• _Set exercise_: Copy each line of the entries that contains the word "лечения".

• _Entries shown_:
-.-.-

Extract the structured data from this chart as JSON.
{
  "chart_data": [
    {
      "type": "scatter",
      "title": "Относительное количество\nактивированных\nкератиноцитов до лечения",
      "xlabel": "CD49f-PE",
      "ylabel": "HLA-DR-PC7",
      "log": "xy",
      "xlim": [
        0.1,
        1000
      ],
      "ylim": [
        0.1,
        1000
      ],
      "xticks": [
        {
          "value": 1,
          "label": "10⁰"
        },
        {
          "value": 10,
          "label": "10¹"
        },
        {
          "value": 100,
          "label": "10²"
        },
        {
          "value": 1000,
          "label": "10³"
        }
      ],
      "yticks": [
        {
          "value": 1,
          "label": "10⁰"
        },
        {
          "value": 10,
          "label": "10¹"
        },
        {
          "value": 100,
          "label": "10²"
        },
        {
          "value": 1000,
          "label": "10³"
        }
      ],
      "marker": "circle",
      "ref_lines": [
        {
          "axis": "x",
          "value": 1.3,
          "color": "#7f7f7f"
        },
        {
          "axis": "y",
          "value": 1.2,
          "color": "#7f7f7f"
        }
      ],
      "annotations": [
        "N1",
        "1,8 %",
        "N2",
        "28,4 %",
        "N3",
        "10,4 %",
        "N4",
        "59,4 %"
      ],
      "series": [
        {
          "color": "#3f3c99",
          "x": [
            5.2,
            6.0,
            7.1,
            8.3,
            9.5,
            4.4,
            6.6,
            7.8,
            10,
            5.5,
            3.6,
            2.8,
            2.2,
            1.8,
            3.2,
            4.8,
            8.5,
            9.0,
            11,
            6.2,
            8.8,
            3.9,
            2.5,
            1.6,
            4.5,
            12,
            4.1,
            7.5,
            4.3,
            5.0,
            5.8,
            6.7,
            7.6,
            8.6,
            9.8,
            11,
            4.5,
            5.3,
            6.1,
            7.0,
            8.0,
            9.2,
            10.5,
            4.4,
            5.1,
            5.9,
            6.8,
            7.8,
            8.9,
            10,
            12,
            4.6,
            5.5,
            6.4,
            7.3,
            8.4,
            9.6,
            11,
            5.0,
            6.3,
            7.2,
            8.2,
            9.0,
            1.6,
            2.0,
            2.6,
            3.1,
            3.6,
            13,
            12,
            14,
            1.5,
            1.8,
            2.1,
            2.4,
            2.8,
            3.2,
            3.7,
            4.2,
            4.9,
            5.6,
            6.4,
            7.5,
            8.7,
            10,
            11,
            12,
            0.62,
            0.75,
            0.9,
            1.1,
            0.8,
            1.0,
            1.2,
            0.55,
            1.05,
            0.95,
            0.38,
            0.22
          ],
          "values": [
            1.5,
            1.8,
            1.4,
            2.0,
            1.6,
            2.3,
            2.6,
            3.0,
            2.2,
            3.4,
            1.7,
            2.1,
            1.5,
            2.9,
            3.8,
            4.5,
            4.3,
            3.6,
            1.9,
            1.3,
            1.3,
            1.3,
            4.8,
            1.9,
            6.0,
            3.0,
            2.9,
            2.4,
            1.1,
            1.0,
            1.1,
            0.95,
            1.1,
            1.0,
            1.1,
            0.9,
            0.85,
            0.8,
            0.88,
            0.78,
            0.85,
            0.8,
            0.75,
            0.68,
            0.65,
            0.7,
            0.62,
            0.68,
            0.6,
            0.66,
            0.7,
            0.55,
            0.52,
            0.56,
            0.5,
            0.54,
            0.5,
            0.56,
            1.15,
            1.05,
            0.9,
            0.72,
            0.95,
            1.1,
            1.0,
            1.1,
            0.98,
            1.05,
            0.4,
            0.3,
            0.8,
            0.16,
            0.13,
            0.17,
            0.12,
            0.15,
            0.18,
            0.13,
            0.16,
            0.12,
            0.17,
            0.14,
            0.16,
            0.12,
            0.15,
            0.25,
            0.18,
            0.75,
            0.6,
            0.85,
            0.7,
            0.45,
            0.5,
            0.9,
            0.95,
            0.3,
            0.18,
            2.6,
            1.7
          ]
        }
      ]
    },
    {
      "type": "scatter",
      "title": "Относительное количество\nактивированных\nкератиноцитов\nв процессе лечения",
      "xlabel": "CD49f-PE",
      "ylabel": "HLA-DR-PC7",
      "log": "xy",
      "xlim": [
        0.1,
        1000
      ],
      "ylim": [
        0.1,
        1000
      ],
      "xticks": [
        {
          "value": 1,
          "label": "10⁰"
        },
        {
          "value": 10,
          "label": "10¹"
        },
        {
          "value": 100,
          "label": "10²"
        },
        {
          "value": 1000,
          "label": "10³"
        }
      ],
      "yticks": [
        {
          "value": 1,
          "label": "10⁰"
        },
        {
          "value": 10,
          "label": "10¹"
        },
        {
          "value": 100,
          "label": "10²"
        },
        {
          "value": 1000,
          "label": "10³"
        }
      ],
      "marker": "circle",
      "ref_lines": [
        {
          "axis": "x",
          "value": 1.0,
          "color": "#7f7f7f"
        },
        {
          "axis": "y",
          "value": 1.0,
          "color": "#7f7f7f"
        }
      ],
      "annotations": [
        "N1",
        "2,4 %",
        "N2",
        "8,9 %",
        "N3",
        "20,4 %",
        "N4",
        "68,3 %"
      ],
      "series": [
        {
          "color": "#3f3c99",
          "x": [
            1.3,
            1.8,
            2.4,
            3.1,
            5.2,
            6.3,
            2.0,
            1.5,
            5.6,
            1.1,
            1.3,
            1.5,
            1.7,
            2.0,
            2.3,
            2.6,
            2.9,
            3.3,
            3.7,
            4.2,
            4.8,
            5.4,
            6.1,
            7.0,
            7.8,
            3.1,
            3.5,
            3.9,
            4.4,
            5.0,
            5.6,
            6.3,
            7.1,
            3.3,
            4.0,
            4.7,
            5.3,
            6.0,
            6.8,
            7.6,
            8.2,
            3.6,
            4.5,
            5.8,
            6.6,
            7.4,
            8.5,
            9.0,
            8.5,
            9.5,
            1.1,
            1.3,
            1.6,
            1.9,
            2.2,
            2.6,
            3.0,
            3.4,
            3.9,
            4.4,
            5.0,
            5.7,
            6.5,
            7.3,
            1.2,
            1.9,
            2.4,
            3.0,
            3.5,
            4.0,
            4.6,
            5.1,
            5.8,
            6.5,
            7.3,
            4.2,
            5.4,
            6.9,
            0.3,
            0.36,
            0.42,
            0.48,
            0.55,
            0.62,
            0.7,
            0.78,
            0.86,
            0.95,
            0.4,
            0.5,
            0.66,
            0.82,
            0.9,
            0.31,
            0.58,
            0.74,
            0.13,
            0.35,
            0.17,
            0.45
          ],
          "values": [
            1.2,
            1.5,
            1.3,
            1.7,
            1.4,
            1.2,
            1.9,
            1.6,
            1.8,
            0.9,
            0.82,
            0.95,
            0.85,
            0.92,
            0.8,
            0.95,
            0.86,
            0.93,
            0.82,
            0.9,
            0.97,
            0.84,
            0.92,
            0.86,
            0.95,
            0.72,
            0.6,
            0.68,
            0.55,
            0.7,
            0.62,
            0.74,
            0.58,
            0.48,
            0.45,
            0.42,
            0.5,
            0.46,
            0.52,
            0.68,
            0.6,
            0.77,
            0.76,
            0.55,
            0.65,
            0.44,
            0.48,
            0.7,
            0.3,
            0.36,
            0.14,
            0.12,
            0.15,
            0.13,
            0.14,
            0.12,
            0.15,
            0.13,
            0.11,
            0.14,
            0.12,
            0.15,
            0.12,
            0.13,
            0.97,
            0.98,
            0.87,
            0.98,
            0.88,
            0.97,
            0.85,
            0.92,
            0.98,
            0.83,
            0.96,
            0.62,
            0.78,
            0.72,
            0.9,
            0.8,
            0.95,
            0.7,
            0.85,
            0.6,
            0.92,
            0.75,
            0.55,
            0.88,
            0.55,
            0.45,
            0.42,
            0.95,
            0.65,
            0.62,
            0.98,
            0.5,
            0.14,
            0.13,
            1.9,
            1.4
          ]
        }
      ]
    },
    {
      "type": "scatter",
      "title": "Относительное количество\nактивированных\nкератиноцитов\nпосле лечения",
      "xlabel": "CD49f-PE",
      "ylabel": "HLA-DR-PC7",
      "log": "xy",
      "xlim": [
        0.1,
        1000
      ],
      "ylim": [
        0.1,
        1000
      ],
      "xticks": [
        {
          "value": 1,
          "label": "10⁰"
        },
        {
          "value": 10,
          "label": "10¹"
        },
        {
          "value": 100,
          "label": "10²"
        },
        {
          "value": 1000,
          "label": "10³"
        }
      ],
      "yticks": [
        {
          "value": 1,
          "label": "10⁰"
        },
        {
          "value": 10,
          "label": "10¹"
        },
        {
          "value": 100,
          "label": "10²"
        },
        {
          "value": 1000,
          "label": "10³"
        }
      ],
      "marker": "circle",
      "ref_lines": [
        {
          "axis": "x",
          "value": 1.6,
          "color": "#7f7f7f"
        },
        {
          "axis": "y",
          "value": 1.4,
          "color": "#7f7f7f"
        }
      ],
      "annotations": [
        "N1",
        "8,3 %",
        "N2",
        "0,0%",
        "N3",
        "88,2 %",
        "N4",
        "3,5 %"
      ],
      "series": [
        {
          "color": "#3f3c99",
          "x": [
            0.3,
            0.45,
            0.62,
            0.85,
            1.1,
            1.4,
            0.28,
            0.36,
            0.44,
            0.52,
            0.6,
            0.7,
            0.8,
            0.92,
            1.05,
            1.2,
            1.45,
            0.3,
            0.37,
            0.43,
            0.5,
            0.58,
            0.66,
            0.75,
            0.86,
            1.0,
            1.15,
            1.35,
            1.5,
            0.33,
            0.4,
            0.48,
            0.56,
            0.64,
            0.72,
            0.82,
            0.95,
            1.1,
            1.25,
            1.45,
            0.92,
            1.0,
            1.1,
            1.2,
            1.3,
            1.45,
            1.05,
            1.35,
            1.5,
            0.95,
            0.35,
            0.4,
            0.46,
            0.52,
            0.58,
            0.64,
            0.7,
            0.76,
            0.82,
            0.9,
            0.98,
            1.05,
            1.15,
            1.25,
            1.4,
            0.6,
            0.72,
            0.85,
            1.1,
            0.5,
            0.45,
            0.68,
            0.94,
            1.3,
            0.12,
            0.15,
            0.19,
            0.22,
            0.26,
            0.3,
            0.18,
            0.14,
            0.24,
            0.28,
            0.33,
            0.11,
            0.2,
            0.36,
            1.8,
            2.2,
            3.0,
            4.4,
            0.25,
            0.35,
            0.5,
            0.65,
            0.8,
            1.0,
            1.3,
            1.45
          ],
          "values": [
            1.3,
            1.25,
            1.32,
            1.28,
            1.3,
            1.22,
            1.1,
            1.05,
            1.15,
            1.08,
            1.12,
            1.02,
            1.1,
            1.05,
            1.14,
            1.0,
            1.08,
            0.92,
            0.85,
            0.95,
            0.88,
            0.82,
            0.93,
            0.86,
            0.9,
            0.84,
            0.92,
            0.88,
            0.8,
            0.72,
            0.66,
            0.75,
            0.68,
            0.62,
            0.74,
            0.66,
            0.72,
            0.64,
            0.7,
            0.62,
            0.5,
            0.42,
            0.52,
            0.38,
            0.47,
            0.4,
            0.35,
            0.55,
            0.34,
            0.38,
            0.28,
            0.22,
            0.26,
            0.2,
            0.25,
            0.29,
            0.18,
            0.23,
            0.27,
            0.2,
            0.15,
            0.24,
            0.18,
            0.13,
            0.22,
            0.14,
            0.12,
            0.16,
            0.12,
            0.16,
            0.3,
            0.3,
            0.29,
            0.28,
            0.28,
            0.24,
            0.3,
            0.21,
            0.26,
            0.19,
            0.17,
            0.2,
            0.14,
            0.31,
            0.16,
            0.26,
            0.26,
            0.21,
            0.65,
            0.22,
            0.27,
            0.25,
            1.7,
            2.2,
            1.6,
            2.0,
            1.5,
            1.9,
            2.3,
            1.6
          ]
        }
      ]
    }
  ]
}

-.-.-

• _Correct answer_:
      "title": "Относительное количество\nактивированных\nкератиноцитов до лечения",
      "title": "Относительное количество\nактивированных\nкератиноцитов\nв процессе лечения",
      "title": "Относительное количество\nактивированных\nкератиноцитов\nпосле лечения",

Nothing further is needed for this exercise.